== DATA
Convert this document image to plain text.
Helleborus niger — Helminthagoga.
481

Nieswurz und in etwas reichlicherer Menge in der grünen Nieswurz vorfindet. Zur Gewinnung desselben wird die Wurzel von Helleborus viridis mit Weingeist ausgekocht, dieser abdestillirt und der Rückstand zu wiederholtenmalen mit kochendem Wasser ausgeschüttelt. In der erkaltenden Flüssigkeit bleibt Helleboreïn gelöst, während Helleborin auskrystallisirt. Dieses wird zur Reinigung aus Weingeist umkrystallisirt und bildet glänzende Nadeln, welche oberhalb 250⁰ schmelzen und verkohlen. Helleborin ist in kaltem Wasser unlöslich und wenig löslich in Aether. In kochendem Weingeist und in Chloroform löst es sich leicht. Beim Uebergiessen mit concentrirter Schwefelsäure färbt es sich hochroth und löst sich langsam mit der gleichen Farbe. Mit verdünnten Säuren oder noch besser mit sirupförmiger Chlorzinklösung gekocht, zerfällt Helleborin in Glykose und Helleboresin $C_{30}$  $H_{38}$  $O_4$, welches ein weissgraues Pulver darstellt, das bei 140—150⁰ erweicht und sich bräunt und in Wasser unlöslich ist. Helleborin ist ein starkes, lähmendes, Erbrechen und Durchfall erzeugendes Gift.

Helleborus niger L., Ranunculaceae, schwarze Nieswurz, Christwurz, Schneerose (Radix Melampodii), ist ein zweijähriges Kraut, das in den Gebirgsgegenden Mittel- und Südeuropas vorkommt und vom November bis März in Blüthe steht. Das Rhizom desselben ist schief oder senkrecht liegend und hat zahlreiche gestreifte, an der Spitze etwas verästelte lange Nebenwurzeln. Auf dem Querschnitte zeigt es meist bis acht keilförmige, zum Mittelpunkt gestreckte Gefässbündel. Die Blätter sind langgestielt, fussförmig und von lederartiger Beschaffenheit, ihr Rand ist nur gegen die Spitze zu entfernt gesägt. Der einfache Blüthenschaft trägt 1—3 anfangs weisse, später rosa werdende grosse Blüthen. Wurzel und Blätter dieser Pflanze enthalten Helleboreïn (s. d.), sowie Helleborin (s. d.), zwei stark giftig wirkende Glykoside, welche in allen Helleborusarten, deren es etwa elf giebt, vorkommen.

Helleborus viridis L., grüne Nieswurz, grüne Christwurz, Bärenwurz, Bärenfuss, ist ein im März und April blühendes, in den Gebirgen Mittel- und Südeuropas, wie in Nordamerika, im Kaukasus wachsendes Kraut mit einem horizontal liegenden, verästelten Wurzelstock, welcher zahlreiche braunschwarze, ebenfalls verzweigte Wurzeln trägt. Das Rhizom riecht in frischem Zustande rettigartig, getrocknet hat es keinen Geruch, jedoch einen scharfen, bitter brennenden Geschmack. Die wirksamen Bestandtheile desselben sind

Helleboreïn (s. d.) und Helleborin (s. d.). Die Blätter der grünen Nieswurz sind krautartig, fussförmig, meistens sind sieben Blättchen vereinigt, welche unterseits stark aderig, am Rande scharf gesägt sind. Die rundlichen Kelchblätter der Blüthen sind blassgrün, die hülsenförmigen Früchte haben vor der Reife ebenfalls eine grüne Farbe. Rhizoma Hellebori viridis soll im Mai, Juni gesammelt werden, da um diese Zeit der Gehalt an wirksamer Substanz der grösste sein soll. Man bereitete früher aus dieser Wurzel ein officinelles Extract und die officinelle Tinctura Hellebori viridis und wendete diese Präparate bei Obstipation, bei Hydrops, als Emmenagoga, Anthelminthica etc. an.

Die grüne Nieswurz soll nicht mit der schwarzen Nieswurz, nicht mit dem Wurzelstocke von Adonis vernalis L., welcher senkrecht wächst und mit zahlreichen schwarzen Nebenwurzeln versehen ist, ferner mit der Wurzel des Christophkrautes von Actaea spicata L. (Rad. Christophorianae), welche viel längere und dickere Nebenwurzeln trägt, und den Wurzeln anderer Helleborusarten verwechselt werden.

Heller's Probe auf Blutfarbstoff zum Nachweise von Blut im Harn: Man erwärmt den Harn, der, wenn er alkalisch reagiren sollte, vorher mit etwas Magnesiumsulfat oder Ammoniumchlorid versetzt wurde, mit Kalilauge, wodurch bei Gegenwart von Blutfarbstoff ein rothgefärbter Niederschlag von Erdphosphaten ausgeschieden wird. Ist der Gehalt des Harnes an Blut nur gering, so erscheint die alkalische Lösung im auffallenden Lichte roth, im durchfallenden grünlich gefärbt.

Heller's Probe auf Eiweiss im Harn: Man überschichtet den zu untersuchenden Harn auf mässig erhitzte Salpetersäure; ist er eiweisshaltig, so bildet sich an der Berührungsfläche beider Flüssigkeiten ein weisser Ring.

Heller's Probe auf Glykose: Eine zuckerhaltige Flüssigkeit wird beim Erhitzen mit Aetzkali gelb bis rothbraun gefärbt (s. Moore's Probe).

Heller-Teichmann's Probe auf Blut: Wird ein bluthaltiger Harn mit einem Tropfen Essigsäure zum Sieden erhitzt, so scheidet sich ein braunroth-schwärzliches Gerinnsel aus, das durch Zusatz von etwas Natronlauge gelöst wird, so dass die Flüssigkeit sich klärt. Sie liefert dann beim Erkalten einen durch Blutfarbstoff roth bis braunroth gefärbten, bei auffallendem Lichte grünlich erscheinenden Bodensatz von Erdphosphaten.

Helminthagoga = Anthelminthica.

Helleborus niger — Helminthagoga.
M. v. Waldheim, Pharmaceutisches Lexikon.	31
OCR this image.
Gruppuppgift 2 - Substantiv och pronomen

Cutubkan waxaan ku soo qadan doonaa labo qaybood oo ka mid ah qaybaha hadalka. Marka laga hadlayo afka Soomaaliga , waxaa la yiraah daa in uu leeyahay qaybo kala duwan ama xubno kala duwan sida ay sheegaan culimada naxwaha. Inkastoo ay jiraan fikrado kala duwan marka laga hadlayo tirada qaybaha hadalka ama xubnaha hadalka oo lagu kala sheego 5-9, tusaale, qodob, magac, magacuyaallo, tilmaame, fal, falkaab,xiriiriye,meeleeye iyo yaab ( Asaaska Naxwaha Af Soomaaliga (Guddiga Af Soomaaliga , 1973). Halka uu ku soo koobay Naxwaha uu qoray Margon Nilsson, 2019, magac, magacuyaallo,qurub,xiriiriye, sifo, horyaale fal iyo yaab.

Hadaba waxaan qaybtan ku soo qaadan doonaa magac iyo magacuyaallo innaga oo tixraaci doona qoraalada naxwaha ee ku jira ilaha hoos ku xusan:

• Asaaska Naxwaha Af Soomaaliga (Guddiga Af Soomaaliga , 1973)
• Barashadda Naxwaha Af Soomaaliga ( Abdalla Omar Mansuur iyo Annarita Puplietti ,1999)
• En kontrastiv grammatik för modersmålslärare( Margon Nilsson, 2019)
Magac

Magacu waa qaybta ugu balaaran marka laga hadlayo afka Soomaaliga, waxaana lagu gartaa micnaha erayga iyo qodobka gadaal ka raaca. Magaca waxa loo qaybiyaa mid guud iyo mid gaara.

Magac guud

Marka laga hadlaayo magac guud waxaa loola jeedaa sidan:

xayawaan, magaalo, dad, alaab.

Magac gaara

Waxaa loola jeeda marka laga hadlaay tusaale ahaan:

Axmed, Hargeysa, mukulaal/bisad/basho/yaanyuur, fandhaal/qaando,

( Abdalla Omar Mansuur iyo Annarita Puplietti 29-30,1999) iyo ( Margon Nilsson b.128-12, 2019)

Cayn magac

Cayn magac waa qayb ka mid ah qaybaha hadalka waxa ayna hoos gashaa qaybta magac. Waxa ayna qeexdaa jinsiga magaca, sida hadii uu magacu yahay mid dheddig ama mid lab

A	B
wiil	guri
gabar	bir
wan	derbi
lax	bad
====
Using the material above, copy every line in which the string "Puplietti" occurs.

• Barashadda Naxwaha Af Soomaaliga ( Abdalla Omar Mansuur iyo Annarita Puplietti ,1999)
( Abdalla Omar Mansuur iyo Annarita Puplietti 29-30,1999) iyo ( Margon Nilsson b.128-12, 2019)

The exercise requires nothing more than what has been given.